Start of TASK INPUT

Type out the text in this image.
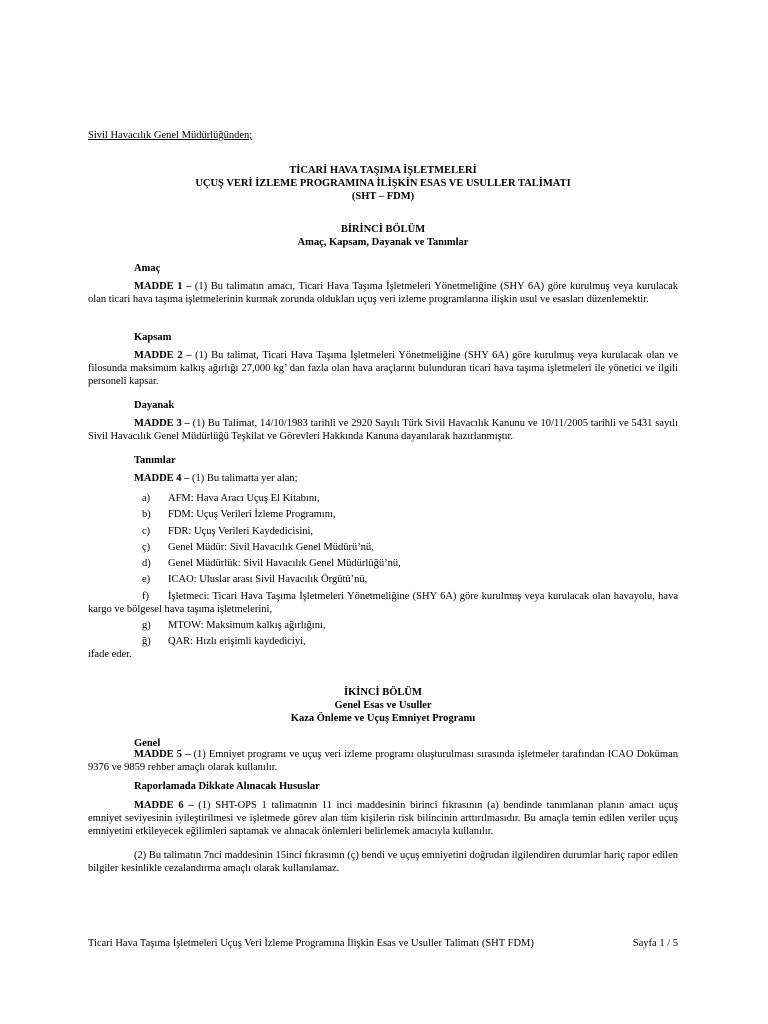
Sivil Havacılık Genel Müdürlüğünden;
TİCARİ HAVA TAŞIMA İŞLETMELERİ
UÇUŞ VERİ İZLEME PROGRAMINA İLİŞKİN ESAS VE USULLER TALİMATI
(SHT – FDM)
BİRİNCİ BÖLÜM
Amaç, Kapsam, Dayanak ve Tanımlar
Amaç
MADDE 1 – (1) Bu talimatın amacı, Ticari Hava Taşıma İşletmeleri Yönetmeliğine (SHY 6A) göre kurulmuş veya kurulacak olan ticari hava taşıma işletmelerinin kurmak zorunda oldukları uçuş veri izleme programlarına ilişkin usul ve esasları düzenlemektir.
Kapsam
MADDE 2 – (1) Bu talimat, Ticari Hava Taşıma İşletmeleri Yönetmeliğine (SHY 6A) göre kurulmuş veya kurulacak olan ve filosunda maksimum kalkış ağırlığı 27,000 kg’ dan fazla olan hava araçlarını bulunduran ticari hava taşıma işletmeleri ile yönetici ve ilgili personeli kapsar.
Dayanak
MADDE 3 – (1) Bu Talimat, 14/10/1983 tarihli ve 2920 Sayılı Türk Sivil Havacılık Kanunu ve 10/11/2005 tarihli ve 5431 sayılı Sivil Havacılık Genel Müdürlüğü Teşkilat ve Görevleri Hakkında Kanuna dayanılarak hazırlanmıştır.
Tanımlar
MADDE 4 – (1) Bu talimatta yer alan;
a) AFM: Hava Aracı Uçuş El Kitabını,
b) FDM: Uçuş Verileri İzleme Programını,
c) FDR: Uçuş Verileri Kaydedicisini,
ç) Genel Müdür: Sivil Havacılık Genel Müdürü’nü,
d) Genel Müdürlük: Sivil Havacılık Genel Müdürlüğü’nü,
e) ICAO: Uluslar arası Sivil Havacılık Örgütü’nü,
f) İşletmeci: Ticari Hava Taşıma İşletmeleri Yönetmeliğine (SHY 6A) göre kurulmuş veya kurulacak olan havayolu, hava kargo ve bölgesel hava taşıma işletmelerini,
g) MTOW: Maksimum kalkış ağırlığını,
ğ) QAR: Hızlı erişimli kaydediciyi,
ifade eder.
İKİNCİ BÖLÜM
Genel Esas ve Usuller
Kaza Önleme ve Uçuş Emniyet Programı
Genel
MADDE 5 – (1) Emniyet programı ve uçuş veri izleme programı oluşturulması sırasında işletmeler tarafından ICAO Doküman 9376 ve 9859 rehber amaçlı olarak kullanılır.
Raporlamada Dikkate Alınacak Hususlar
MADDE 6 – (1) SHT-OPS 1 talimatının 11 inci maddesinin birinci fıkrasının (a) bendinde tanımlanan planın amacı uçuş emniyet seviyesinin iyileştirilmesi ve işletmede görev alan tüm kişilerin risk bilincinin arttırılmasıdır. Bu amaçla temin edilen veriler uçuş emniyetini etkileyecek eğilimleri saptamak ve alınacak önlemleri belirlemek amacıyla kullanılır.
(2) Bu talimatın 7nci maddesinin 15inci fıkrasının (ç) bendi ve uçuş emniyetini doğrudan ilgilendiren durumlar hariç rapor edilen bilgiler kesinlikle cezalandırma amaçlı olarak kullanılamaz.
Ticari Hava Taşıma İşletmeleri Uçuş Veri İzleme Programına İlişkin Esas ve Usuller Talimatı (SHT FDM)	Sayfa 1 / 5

End of TASK INPUT
Start of TASK INPUT

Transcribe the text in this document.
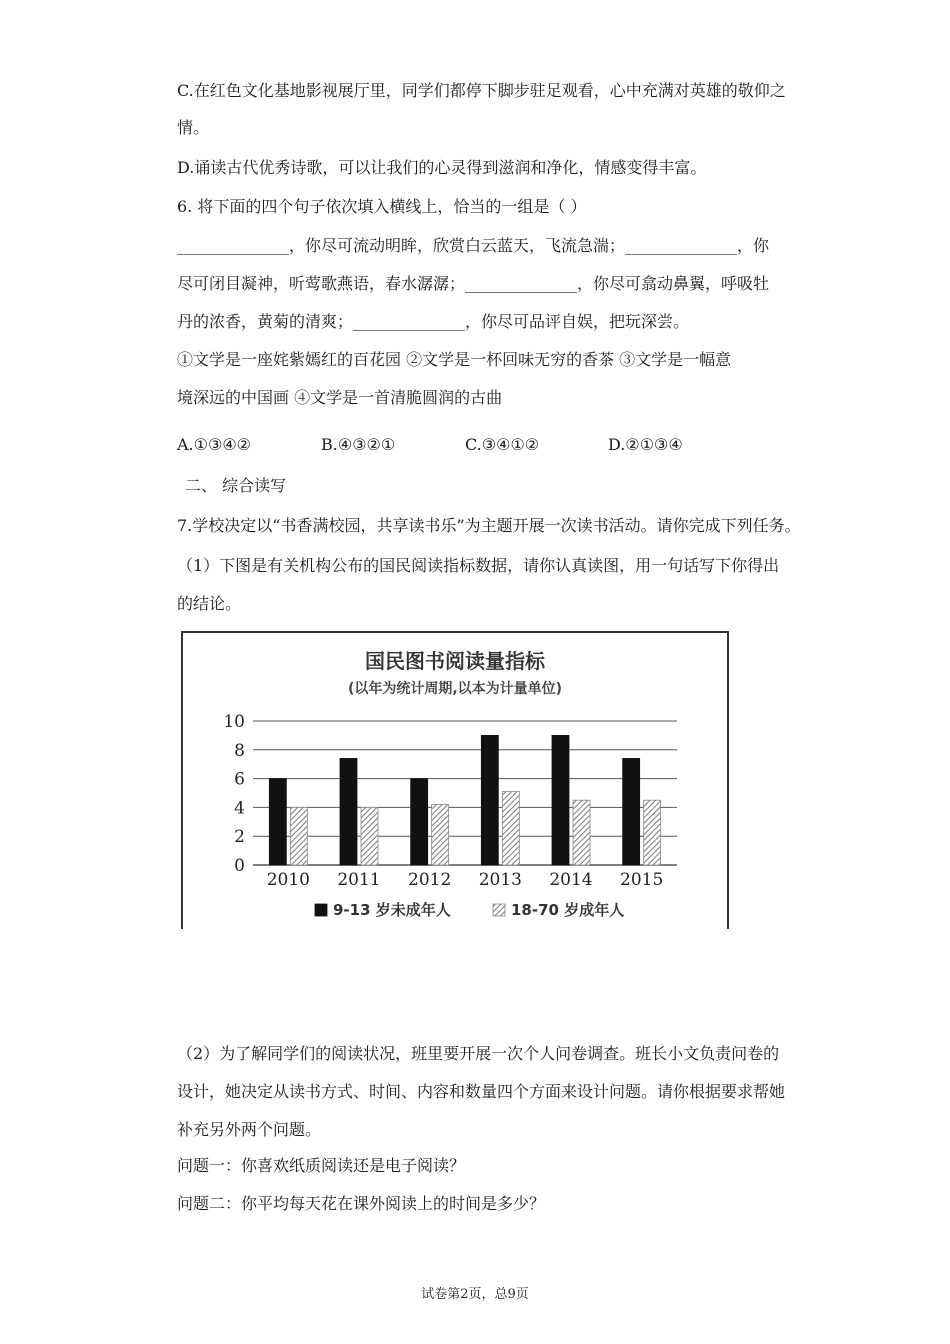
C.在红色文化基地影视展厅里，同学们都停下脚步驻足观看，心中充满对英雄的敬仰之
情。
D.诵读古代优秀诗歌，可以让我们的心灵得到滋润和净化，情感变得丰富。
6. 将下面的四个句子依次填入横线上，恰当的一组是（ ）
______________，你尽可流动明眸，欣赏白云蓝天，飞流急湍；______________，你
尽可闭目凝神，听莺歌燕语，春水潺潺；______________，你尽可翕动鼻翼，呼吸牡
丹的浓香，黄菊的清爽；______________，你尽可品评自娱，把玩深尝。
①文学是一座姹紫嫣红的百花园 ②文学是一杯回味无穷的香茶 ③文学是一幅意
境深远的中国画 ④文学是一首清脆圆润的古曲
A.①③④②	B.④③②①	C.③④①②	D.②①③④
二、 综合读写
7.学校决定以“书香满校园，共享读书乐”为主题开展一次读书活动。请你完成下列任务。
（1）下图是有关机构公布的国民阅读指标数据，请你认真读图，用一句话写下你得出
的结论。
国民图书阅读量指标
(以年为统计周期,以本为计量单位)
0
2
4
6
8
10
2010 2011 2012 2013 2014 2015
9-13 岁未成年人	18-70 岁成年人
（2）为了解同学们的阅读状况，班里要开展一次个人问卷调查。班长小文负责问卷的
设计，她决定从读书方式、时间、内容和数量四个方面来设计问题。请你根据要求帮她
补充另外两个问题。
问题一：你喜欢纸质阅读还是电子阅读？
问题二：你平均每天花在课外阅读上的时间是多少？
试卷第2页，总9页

End of TASK INPUT

Where a line above holds the string "Kapsam", show that line.

▶ [THE COMPLETED TASK]
Amaç, Kapsam, Dayanak ve Tanımlar
Kapsam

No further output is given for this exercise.